(Collected data entries)
####
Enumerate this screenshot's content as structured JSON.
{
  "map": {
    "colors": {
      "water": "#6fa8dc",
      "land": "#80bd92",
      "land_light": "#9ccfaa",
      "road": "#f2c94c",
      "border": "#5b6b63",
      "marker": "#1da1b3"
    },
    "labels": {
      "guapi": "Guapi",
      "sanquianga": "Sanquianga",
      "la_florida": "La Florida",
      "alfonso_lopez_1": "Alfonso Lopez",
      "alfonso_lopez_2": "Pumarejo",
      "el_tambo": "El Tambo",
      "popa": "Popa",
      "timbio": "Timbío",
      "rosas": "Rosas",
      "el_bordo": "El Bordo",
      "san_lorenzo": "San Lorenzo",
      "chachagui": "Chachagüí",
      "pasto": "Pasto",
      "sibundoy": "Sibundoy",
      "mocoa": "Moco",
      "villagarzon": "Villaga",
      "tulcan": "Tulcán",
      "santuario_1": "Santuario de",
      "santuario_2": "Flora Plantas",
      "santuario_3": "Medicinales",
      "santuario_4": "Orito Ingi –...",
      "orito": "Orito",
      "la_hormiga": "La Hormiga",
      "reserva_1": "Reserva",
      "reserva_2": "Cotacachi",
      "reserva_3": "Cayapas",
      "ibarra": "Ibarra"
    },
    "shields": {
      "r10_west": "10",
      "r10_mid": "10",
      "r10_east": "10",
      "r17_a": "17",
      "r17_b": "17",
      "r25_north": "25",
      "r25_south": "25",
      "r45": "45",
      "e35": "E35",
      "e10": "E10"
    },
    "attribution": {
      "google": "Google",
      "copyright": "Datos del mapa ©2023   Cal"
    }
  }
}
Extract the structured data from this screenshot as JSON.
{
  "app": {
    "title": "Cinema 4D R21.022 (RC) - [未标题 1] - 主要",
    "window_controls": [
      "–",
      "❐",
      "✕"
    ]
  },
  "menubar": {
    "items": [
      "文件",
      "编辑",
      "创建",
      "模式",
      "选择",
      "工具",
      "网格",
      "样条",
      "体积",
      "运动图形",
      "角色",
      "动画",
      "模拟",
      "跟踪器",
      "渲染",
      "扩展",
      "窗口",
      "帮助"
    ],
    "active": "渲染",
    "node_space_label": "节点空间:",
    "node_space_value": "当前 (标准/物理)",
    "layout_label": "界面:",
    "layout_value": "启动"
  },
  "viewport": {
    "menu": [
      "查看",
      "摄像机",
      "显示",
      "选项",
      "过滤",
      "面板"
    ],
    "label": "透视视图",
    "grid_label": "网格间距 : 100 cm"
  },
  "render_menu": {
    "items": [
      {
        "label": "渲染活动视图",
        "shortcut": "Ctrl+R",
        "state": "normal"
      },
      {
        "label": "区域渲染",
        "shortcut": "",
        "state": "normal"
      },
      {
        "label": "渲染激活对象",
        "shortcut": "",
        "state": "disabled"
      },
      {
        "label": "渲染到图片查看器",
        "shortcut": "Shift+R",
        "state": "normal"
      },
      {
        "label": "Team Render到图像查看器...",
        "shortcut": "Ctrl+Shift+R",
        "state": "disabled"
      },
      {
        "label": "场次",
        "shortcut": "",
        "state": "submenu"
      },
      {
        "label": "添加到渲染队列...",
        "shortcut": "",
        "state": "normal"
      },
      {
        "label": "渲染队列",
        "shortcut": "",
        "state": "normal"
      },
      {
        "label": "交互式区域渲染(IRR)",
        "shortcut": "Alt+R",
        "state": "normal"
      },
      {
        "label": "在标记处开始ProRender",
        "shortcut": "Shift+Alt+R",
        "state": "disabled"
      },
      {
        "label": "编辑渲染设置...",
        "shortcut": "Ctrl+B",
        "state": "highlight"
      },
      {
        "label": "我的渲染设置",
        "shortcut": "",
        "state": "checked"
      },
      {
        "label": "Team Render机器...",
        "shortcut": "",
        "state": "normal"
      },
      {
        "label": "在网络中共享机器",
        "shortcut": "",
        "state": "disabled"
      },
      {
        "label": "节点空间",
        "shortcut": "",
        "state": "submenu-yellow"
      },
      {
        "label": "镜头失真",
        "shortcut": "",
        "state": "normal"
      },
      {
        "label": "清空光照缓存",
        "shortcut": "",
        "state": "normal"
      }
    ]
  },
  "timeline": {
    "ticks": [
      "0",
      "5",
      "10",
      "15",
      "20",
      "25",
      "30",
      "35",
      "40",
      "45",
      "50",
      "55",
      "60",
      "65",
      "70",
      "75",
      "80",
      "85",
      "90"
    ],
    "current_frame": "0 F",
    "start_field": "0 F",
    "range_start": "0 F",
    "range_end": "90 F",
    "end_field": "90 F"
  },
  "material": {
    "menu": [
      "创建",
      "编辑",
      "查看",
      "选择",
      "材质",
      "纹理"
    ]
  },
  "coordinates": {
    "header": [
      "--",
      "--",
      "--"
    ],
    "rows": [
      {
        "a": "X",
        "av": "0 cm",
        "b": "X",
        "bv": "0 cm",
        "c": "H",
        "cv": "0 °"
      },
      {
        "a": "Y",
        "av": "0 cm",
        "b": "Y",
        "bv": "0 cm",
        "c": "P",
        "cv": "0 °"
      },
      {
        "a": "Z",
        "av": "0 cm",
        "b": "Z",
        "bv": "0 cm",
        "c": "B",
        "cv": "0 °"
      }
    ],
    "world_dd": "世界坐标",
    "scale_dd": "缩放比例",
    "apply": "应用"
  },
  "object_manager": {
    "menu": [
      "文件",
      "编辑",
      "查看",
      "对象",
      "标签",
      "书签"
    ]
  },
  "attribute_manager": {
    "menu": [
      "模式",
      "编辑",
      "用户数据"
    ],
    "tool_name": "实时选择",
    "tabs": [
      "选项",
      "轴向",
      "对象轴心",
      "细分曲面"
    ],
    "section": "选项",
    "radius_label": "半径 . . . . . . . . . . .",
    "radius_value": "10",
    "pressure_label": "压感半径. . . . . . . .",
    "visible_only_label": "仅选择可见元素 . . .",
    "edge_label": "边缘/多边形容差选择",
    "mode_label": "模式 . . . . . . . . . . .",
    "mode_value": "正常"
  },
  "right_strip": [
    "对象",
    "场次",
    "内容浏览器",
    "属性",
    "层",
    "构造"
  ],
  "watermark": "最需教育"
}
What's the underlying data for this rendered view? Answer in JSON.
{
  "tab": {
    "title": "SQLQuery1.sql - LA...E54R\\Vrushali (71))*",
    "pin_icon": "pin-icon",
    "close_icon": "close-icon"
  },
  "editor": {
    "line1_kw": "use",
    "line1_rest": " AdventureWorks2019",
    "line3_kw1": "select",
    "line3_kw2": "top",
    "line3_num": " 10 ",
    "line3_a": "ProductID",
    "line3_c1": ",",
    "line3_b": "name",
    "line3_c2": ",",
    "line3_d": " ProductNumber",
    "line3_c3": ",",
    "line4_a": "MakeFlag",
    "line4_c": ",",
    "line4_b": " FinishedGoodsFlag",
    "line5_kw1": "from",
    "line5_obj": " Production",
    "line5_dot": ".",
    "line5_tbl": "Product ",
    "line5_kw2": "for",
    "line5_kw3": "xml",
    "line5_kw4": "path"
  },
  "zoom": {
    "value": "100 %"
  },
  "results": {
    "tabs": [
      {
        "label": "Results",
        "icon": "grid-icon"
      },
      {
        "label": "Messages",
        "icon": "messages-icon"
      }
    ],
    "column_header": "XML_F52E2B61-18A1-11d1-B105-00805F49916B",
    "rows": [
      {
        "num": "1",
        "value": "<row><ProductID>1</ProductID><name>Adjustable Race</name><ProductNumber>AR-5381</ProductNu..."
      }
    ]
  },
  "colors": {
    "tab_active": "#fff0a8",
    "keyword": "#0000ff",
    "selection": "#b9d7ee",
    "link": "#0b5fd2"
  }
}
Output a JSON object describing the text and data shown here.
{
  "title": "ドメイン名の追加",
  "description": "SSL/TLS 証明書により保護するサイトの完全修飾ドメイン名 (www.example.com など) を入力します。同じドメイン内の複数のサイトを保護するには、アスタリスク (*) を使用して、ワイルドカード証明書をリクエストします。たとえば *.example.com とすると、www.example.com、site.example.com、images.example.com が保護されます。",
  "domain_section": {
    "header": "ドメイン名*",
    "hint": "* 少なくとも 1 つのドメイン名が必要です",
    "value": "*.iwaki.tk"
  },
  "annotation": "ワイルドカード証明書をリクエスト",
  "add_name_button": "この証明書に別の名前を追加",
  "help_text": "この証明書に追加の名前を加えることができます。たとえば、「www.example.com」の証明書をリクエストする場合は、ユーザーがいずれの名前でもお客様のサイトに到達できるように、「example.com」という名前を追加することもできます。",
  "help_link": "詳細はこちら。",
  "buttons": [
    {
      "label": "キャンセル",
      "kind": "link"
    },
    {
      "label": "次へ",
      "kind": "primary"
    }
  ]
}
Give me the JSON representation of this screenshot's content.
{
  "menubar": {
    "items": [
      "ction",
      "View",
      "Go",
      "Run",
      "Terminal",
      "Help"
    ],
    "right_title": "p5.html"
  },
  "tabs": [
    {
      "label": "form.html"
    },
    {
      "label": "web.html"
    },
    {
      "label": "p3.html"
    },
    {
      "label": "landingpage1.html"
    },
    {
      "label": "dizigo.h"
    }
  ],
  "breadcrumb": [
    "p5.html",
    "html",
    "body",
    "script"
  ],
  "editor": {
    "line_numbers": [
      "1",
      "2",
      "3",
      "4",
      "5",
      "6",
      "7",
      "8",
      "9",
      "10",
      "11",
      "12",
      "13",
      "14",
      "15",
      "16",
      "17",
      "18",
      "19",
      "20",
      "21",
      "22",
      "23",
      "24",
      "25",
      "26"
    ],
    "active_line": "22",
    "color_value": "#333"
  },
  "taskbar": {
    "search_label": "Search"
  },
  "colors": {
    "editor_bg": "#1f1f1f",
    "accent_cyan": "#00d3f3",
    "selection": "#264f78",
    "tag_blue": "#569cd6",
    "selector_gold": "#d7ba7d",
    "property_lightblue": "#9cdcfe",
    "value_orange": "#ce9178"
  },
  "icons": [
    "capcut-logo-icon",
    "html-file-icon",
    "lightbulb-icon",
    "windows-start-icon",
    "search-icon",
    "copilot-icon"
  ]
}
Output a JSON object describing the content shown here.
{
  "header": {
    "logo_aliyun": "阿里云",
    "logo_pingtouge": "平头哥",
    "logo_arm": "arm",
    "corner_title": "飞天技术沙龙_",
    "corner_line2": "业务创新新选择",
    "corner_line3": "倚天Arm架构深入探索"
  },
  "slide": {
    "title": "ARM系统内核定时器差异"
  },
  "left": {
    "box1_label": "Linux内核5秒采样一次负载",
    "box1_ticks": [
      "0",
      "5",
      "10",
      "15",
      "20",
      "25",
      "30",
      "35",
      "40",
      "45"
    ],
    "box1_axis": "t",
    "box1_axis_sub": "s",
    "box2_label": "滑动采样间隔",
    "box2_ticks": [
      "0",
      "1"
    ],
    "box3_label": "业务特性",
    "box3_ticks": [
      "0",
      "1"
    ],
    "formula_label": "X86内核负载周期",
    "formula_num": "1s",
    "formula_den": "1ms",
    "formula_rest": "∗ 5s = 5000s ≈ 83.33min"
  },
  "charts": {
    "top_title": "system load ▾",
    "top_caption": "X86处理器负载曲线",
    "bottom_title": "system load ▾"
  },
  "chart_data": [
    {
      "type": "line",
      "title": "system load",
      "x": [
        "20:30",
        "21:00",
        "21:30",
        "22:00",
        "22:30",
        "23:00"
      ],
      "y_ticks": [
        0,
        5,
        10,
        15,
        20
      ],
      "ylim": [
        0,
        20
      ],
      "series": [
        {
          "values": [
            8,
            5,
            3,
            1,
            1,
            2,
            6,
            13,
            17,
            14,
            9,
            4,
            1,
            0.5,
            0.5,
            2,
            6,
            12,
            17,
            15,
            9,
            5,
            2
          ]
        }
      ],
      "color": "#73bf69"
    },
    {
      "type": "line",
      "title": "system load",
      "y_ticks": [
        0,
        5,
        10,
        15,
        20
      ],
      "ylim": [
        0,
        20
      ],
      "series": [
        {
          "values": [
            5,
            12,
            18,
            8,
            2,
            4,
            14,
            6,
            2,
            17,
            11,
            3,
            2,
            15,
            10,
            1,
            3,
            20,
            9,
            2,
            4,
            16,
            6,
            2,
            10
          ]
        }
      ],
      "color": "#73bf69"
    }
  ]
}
####
■ **Set task**:
List each line in the listing that contains the string "structured".

■ **Correct output**:
Enumerate this screenshot's content as structured JSON.
Extract the structured data from this screenshot as JSON.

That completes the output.